### Text provided
This sense of absolvent inevitability, that the violence had nothing to do with incitement or facilitation by the political leadership, continued unabated, pushed on by the ODM and by eager senior members of Kenya's civil society. Speaking before the US Congress, the Kenya National Human Rights Commission's Maina Kiai, denied that there was ethnic cleansing, famously terming the violence 'political, with ethnic undertones.' Those undertones burned the homes of people of specific ethnicities, markd them before they burned them, emblazoned them with messages of hate -remember 41 against 1, and completely cleansed entire districts of non-'native' residents. That this word, 'native' or the other, 'settlers' have gained such currency in our times is in itself truly shameful.

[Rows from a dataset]
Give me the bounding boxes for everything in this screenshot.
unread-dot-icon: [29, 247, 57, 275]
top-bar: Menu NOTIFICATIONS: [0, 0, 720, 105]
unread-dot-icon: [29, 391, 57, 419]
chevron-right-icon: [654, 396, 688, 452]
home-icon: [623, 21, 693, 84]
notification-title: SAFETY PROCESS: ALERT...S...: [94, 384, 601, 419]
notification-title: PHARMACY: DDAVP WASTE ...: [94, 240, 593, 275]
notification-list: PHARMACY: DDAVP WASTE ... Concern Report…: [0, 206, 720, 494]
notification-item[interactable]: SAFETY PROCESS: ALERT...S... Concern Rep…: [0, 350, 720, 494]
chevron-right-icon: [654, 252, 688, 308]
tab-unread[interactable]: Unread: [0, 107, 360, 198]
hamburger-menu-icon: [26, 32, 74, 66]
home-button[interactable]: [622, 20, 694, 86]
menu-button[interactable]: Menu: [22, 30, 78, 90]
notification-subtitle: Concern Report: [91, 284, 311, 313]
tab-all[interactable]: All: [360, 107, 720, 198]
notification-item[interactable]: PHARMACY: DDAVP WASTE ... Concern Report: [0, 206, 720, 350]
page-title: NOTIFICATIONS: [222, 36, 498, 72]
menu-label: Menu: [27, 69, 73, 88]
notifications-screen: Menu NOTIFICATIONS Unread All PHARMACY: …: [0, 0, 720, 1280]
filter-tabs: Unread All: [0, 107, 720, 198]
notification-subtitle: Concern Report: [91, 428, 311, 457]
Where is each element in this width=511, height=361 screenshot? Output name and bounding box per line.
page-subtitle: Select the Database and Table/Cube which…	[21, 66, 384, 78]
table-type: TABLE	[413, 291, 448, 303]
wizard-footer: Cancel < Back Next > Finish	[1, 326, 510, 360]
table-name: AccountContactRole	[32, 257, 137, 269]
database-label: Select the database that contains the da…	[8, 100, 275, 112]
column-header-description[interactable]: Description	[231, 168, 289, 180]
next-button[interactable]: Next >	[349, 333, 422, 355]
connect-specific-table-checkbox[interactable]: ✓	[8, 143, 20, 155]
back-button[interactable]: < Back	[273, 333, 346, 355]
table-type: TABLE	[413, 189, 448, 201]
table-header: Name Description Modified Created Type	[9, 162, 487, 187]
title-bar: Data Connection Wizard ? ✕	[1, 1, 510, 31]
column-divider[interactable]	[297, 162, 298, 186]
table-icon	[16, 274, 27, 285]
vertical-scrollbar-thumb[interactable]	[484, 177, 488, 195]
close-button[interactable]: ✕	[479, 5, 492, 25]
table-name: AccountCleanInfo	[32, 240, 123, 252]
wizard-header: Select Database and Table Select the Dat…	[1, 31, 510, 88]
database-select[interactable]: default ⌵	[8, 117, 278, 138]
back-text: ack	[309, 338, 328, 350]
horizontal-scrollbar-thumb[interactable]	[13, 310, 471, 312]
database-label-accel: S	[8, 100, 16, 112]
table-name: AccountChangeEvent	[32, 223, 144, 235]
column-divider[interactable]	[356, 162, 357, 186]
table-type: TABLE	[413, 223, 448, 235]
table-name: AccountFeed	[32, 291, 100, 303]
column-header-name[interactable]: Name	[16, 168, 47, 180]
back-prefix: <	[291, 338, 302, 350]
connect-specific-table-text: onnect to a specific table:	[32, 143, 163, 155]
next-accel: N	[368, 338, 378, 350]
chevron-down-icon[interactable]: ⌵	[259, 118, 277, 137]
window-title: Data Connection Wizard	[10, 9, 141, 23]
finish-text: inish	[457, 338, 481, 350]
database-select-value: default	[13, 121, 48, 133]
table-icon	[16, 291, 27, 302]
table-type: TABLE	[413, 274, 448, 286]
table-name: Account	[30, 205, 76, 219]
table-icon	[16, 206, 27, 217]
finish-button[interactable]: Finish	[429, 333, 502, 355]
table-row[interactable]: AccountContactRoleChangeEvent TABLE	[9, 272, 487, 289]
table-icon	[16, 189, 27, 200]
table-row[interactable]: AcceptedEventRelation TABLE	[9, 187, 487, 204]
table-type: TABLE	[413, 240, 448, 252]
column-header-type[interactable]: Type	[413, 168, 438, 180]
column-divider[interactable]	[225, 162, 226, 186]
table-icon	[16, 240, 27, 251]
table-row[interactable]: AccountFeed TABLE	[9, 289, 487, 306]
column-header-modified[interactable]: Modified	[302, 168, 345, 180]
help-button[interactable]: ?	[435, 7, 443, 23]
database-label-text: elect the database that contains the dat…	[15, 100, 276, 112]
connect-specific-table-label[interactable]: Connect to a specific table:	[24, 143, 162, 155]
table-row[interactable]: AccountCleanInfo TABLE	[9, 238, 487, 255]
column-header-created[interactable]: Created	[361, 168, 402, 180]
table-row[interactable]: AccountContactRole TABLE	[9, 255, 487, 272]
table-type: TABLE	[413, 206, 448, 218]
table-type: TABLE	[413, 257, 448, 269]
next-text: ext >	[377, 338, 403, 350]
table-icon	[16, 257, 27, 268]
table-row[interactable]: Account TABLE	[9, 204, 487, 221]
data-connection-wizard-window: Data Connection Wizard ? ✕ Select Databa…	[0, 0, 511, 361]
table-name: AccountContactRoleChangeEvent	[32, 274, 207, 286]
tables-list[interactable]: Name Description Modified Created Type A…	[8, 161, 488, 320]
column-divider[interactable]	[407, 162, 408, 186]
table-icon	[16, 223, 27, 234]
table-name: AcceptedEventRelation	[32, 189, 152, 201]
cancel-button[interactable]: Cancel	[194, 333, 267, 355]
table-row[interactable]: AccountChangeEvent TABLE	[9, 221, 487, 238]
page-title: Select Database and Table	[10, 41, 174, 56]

### Aim A
Edit the passage on political violence in Kenya from "This sense of" up to and including "itself truly shameful.", replacing "shameful" with "disgraceful".
### Aim B
Return the records from their first line up to and including the line with "home-icon: [623, 21, 693, 84]", reproducing each line verbatim.

### Correct response A
This sense of absolvent inevitability, that the violence had nothing to do with incitement or facilitation by the political leadership, continued unabated, pushed on by the ODM and by eager senior members of Kenya's civil society. Speaking before the US Congress, the Kenya National Human Rights Commission's Maina Kiai, denied that there was ethnic cleansing, famously terming the violence 'political, with ethnic undertones.' Those undertones burned the homes of people of specific ethnicities, markd them before they burned them, emblazoned them with messages of hate -remember 41 against 1, and completely cleansed entire districts of non-'native' residents. That this word, 'native' or the other, 'settlers' have gained such currency in our times is in itself truly disgraceful.

### Correct response B
Give me the bounding boxes for everything in this screenshot.
unread-dot-icon: [29, 247, 57, 275]
top-bar: Menu NOTIFICATIONS: [0, 0, 720, 105]
unread-dot-icon: [29, 391, 57, 419]
chevron-right-icon: [654, 396, 688, 452]
home-icon: [623, 21, 693, 84]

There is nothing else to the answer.